** Task **
Go through the listing below and gather every line with the word "July".

##############################

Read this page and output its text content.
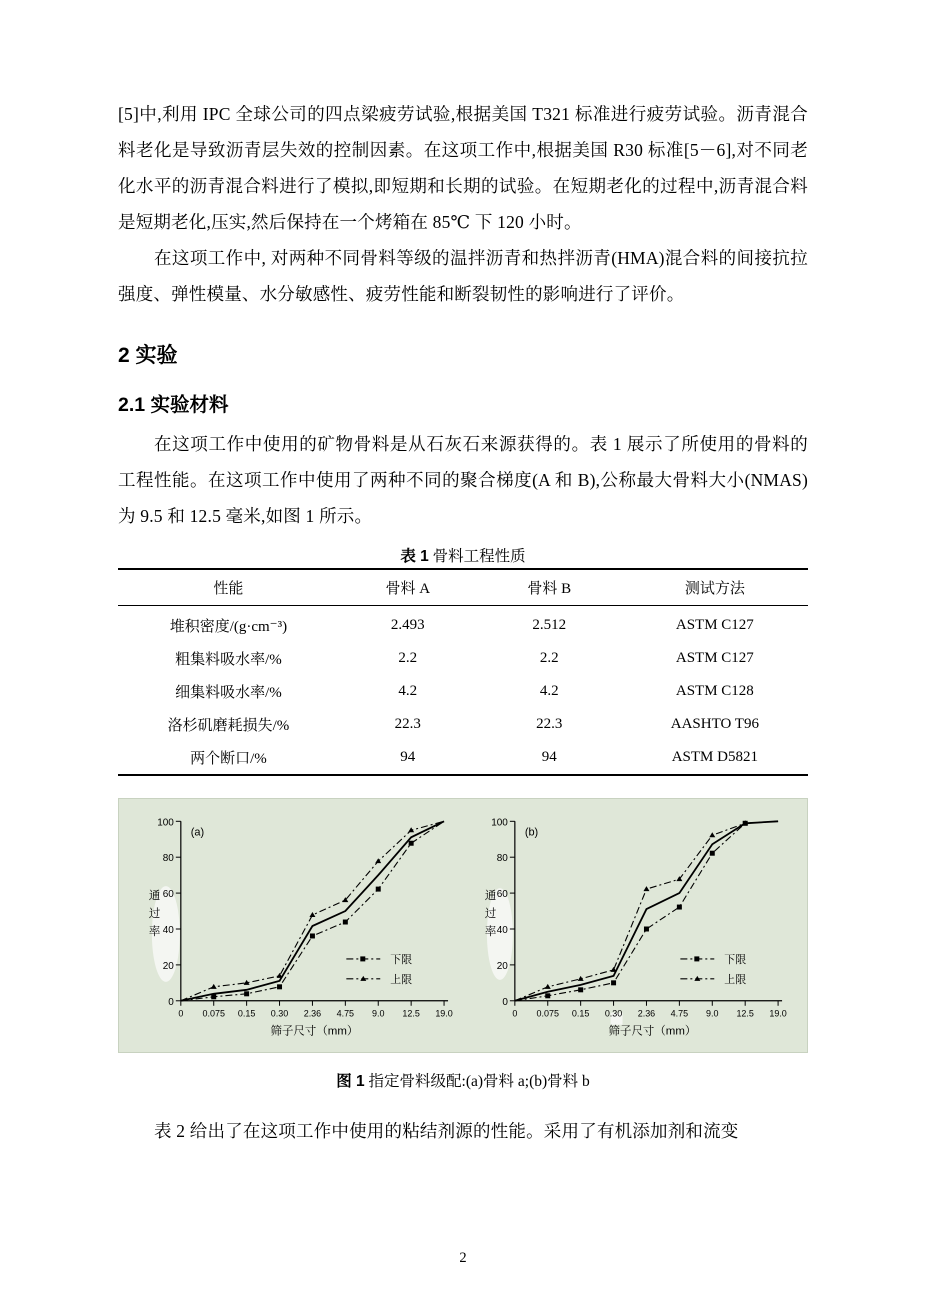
[5]中,利用 IPC 全球公司的四点梁疲劳试验,根据美国 T321 标准进行疲劳试验。沥青混合料老化是导致沥青层失效的控制因素。在这项工作中,根据美国 R30 标准[5－6],对不同老化水平的沥青混合料进行了模拟,即短期和长期的试验。在短期老化的过程中,沥青混合料是短期老化,压实,然后保持在一个烤箱在 85℃ 下 120 小时。

在这项工作中, 对两种不同骨料等级的温拌沥青和热拌沥青(HMA)混合料的间接抗拉强度、弹性模量、水分敏感性、疲劳性能和断裂韧性的影响进行了评价。

2 实验
2.1 实验材料

在这项工作中使用的矿物骨料是从石灰石来源获得的。表 1 展示了所使用的骨料的工程性能。在这项工作中使用了两种不同的聚合梯度(A 和 B),公称最大骨料大小(NMAS)为 9.5 和 12.5 毫米,如图 1 所示。

表 1 骨料工程性质
性能	骨料 A	骨料 B	测试方法
堆积密度/(g·cm⁻³)	2.493	2.512	ASTM C127
粗集料吸水率/%	2.2	2.2	ASTM C127
细集料吸水率/%	4.2	4.2	ASTM C128
洛杉矶磨耗损失/%	22.3	22.3	AASHTO T96
两个断口/%	94	94	ASTM D5821
0
20
40
60
80
100
0 0.075 0.15 0.30 2.36 4.75 9.0 12.5 19.0
(a)
下限
上限
筛子尺寸（mm）
通
过
率
0
20
40
60
80
100
0 0.075 0.15 0.30 2.36 4.75 9.0 12.5 19.0
(b)
下限
上限
筛子尺寸（mm）
通
过
率
图 1 指定骨料级配:(a)骨料 a;(b)骨料 b

表 2 给出了在这项工作中使用的粘结剂源的性能。采用了有机添加剂和流变

2
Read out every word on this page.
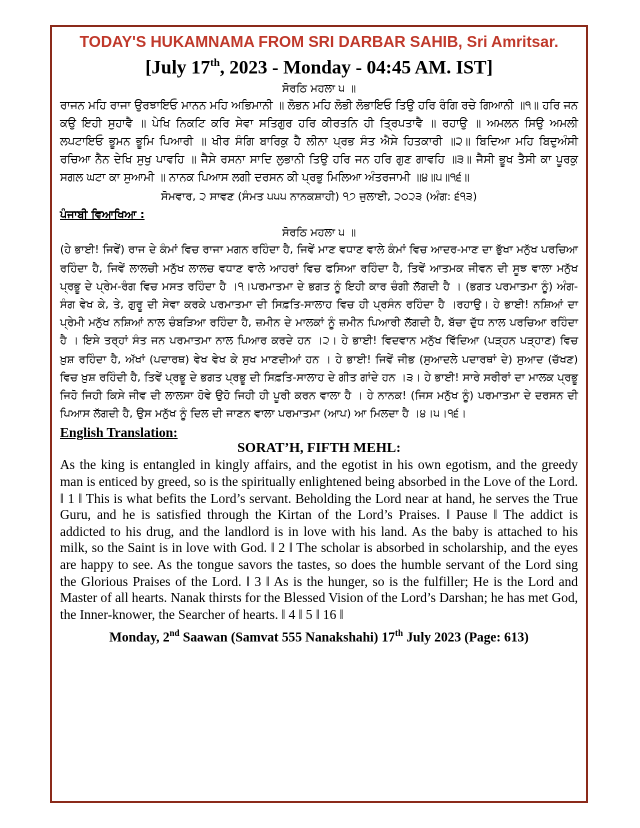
TODAY'S HUKAMNAMA FROM SRI DARBAR SAHIB, Sri Amritsar.
[July 17th, 2023 - Monday - 04:45 AM. IST]
ਸੋਰਠਿ ਮਹਲਾ ੫ ॥

ਰਾਜਨ ਮਹਿ ਰਾਜਾ ਉਰਝਾਇਓ ਮਾਨਨ ਮਹਿ ਅਭਿਮਾਨੀ ॥ ਲੋਭਨ ਮਹਿ ਲੋਭੀ ਲੋਭਾਇਓ ਤਿਉ ਹਰਿ ਰੰਗਿ ਰਚੇ ਗਿਆਨੀ ॥੧॥ ਹਰਿ ਜਨ ਕਉ ਇਹੀ ਸੁਹਾਵੈ ॥ ਪੇਖਿ ਨਿਕਟਿ ਕਰਿ ਸੇਵਾ ਸਤਿਗੁਰ ਹਰਿ ਕੀਰਤਨਿ ਹੀ ਤ੍ਰਿਪਤਾਵੈ ॥ ਰਹਾਉ ॥ ਅਮਲਨ ਸਿਉ ਅਮਲੀ ਲਪਟਾਇਓ ਭੂਮਨ ਭੂਮਿ ਪਿਆਰੀ ॥ ਖੀਰ ਸੰਗਿ ਬਾਰਿਕੁ ਹੈ ਲੀਨਾ ਪ੍ਰਭ ਸੰਤ ਐਸੇ ਹਿਤਕਾਰੀ ॥੨॥ ਬਿਦਿਆ ਮਹਿ ਬਿਦੁਅੰਸੀ ਰਚਿਆ ਨੈਨ ਦੇਖਿ ਸੁਖੁ ਪਾਵਹਿ ॥ ਜੈਸੇ ਰਸਨਾ ਸਾਦਿ ਲੁਭਾਨੀ ਤਿਉ ਹਰਿ ਜਨ ਹਰਿ ਗੁਣ ਗਾਵਹਿ ॥੩॥ ਜੈਸੀ ਭੂਖ ਤੈਸੀ ਕਾ ਪੂਰਕੁ ਸਗਲ ਘਟਾ ਕਾ ਸੁਆਮੀ ॥ ਨਾਨਕ ਪਿਆਸ ਲਗੀ ਦਰਸਨ ਕੀ ਪ੍ਰਭੁ ਮਿਲਿਆ ਅੰਤਰਜਾਮੀ ॥੪॥੫॥੧੬॥

ਸੋਮਵਾਰ, ੨ ਸਾਵਣ (ਸੰਮਤ ੫੫੫ ਨਾਨਕਸ਼ਾਹੀ) ੧੭ ਜੁਲਾਈ, ੨੦੨੩ (ਅੰਗ: ੬੧੩)
ਪੰਜਾਬੀ ਵਿਆਖਿਆ :
ਸੋਰਠਿ ਮਹਲਾ ੫ ॥

(ਹੇ ਭਾਈ! ਜਿਵੇਂ) ਰਾਜ ਦੇ ਕੰਮਾਂ ਵਿਚ ਰਾਜਾ ਮਗਨ ਰਹਿੰਦਾ ਹੈ, ਜਿਵੇਂ ਮਾਣ ਵਧਾਣ ਵਾਲੇ ਕੰਮਾਂ ਵਿਚ ਆਦਰ-ਮਾਣ ਦਾ ਭੁੱਖਾ ਮਨੁੱਖ ਪਰਚਿਆ ਰਹਿੰਦਾ ਹੈ, ਜਿਵੇਂ ਲਾਲਚੀ ਮਨੁੱਖ ਲਾਲਚ ਵਧਾਣ ਵਾਲੇ ਆਹਰਾਂ ਵਿਚ ਫਸਿਆ ਰਹਿੰਦਾ ਹੈ, ਤਿਵੇਂ ਆਤਮਕ ਜੀਵਨ ਦੀ ਸੂਝ ਵਾਲਾ ਮਨੁੱਖ ਪ੍ਰਭੂ ਦੇ ਪ੍ਰੇਮ-ਰੰਗ ਵਿਚ ਮਸਤ ਰਹਿੰਦਾ ਹੈ ।੧।ਪਰਮਾਤਮਾ ਦੇ ਭਗਤ ਨੂੰ ਇਹੀ ਕਾਰ ਚੰਗੀ ਲੱਗਦੀ ਹੈ । (ਭਗਤ ਪਰਮਾਤਮਾ ਨੂੰ) ਅੰਗ-ਸੰਗ ਵੇਖ ਕੇ, ਤੇ, ਗੁਰੂ ਦੀ ਸੇਵਾ ਕਰਕੇ ਪਰਮਾਤਮਾ ਦੀ ਸਿਫ਼ਤਿ-ਸਾਲਾਹ ਵਿਚ ਹੀ ਪ੍ਰਸੰਨ ਰਹਿੰਦਾ ਹੈ ।ਰਹਾਉ। ਹੇ ਭਾਈ! ਨਸ਼ਿਆਂ ਦਾ ਪ੍ਰੇਮੀ ਮਨੁੱਖ ਨਸ਼ਿਆਂ ਨਾਲ ਚੰਬੜਿਆ ਰਹਿੰਦਾ ਹੈ, ਜ਼ਮੀਨ ਦੇ ਮਾਲਕਾਂ ਨੂੰ ਜ਼ਮੀਨ ਪਿਆਰੀ ਲੱਗਦੀ ਹੈ, ਬੱਚਾ ਦੁੱਧ ਨਾਲ ਪਰਚਿਆ ਰਹਿੰਦਾ ਹੈ । ਇਸੇ ਤਰ੍ਹਾਂ ਸੰਤ ਜਨ ਪਰਮਾਤਮਾ ਨਾਲ ਪਿਆਰ ਕਰਦੇ ਹਨ ।੨। ਹੇ ਭਾਈ! ਵਿਦਵਾਨ ਮਨੁੱਖ ਵਿੱਦਿਆ (ਪੜ੍ਹਨ ਪੜ੍ਹਾਣ) ਵਿਚ ਖ਼ੁਸ਼ ਰਹਿੰਦਾ ਹੈ, ਅੱਖਾਂ (ਪਦਾਰਥ) ਵੇਖ ਵੇਖ ਕੇ ਸੁਖ ਮਾਣਦੀਆਂ ਹਨ । ਹੇ ਭਾਈ! ਜਿਵੇਂ ਜੀਭ (ਸੁਆਦਲੇ ਪਦਾਰਥਾਂ ਦੇ) ਸੁਆਦ (ਚੱਖਣ) ਵਿਚ ਖ਼ੁਸ਼ ਰਹਿੰਦੀ ਹੈ, ਤਿਵੇਂ ਪ੍ਰਭੂ ਦੇ ਭਗਤ ਪ੍ਰਭੂ ਦੀ ਸਿਫ਼ਤਿ-ਸਾਲਾਹ ਦੇ ਗੀਤ ਗਾਂਦੇ ਹਨ ।੩। ਹੇ ਭਾਈ! ਸਾਰੇ ਸਰੀਰਾਂ ਦਾ ਮਾਲਕ ਪ੍ਰਭੂ ਜਿਹੋ ਜਿਹੀ ਕਿਸੇ ਜੀਵ ਦੀ ਲਾਲਸਾ ਹੋਵੇ ਉਹੋ ਜਿਹੀ ਹੀ ਪੂਰੀ ਕਰਨ ਵਾਲਾ ਹੈ । ਹੇ ਨਾਨਕ! (ਜਿਸ ਮਨੁੱਖ ਨੂੰ) ਪਰਮਾਤਮਾ ਦੇ ਦਰਸਨ ਦੀ ਪਿਆਸ ਲੱਗਦੀ ਹੈ, ਉਸ ਮਨੁੱਖ ਨੂੰ ਦਿਲ ਦੀ ਜਾਣਨ ਵਾਲਾ ਪਰਮਾਤਮਾ (ਆਪ) ਆ ਮਿਲਦਾ ਹੈ ।੪।੫।੧੬।

English Translation:
SORAT’H, FIFTH MEHL:

As the king is entangled in kingly affairs, and the egotist in his own egotism, and the greedy man is enticed by greed, so is the spiritually enlightened being absorbed in the Love of the Lord. ‖ 1 ‖ This is what befits the Lord’s servant. Beholding the Lord near at hand, he serves the True Guru, and he is satisfied through the Kirtan of the Lord’s Praises. ‖ Pause ‖ The addict is addicted to his drug, and the landlord is in love with his land. As the baby is attached to his milk, so the Saint is in love with God. ‖ 2 ‖ The scholar is absorbed in scholarship, and the eyes are happy to see. As the tongue savors the tastes, so does the humble servant of the Lord sing the Glorious Praises of the Lord. ‖ 3 ‖ As is the hunger, so is the fulfiller; He is the Lord and Master of all hearts. Nanak thirsts for the Blessed Vision of the Lord’s Darshan; he has met God, the Inner-knower, the Searcher of hearts. ‖ 4 ‖ 5 ‖ 16 ‖

Monday, 2nd Saawan (Samvat 555 Nanakshahi) 17th July 2023 (Page: 613)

##############################

** Solution to this problem **
[July 17th, 2023 - Monday - 04:45 AM. IST]
Monday, 2nd Saawan (Samvat 555 Nanakshahi) 17th July 2023 (Page: 613)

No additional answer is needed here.